> **Stated task**:
Copy out the listing that follows, exactly, without its pictures.

> **Input data**:

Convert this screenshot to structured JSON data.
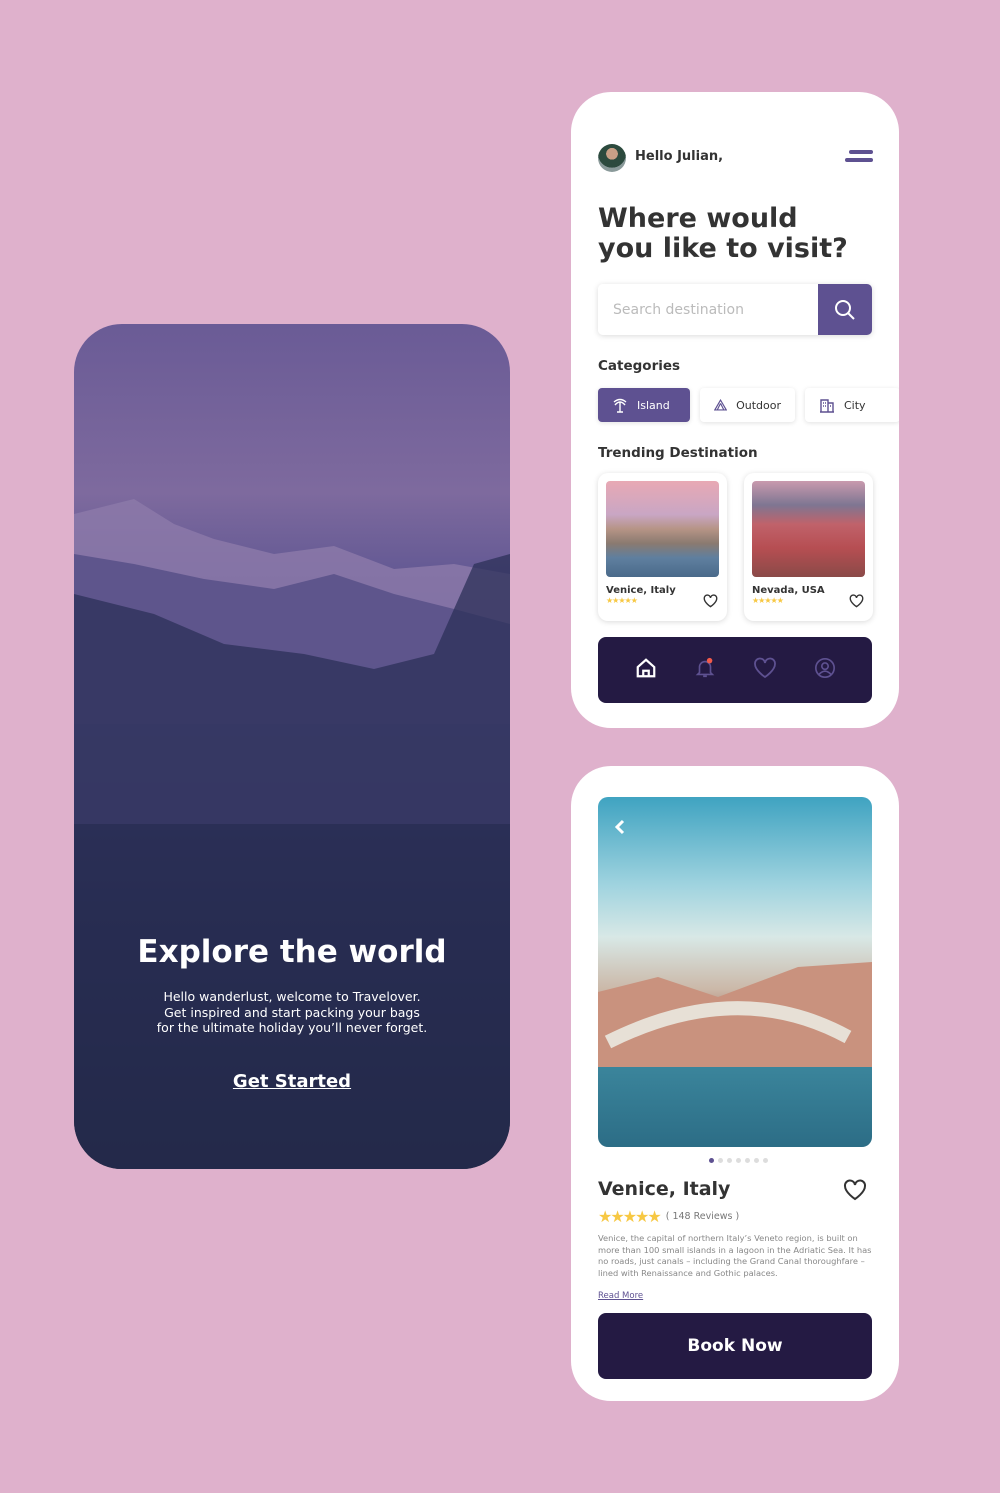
{
  "welcome": {
    "title": "Explore the world",
    "body": "Hello wanderlust, welcome to Travelover. Get inspired and start packing your bags for the ultimate holiday you’ll never forget.",
    "cta": "Get Started"
  },
  "home": {
    "greeting": "Hello Julian,",
    "heading_line1": "Where would",
    "heading_line2": "you like to visit?",
    "search_placeholder": "Search destination",
    "categories_label": "Categories",
    "categories": [
      {
        "label": "Island",
        "icon": "palm-tree-icon",
        "active": true
      },
      {
        "label": "Outdoor",
        "icon": "tent-icon",
        "active": false
      },
      {
        "label": "City",
        "icon": "building-icon",
        "active": false
      }
    ],
    "trending_label": "Trending Destination",
    "trending": [
      {
        "name": "Venice, Italy",
        "rating": 5
      },
      {
        "name": "Nevada, USA",
        "rating": 5
      }
    ],
    "nav": [
      "home-icon",
      "bell-icon",
      "heart-icon",
      "user-icon"
    ]
  },
  "detail": {
    "title": "Venice, Italy",
    "rating": 5,
    "reviews": "( 148 Reviews )",
    "description": "Venice, the capital of northern Italy’s Veneto region, is built on more than 100 small islands in a lagoon in the Adriatic Sea. It has no roads, just canals – including the Grand Canal thoroughfare – lined with Renaissance and Gothic palaces.",
    "read_more": "Read More",
    "book": "Book Now",
    "carousel_pages": 7,
    "carousel_index": 1
  },
  "colors": {
    "background": "#dfb1cc",
    "accent": "#5e5191",
    "dark": "#241a43",
    "star": "#f7c843",
    "notification": "#f25a4a"
  }
}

> **Result of this task**:
Convert this screenshot to structured JSON data.
{
  "welcome": {
    "title": "Explore the world",
    "body": "Hello wanderlust, welcome to Travelover. Get inspired and start packing your bags for the ultimate holiday you’ll never forget.",
    "cta": "Get Started"
  },
  "home": {
    "greeting": "Hello Julian,",
    "heading_line1": "Where would",
    "heading_line2": "you like to visit?",
    "search_placeholder": "Search destination",
    "categories_label": "Categories",
    "categories": [
      {
        "label": "Island",
        "icon": "palm-tree-icon",
        "active": true
      },
      {
        "label": "Outdoor",
        "icon": "tent-icon",
        "active": false
      },
      {
        "label": "City",
        "icon": "building-icon",
        "active": false
      }
    ],
    "trending_label": "Trending Destination",
    "trending": [
      {
        "name": "Venice, Italy",
        "rating": 5
      },
      {
        "name": "Nevada, USA",
        "rating": 5
      }
    ],
    "nav": [
      "home-icon",
      "bell-icon",
      "heart-icon",
      "user-icon"
    ]
  },
  "detail": {
    "title": "Venice, Italy",
    "rating": 5,
    "reviews": "( 148 Reviews )",
    "description": "Venice, the capital of northern Italy’s Veneto region, is built on more than 100 small islands in a lagoon in the Adriatic Sea. It has no roads, just canals – including the Grand Canal thoroughfare – lined with Renaissance and Gothic palaces.",
    "read_more": "Read More",
    "book": "Book Now",
    "carousel_pages": 7,
    "carousel_index": 1
  },
  "colors": {
    "background": "#dfb1cc",
    "accent": "#5e5191",
    "dark": "#241a43",
    "star": "#f7c843",
    "notification": "#f25a4a"
  }
}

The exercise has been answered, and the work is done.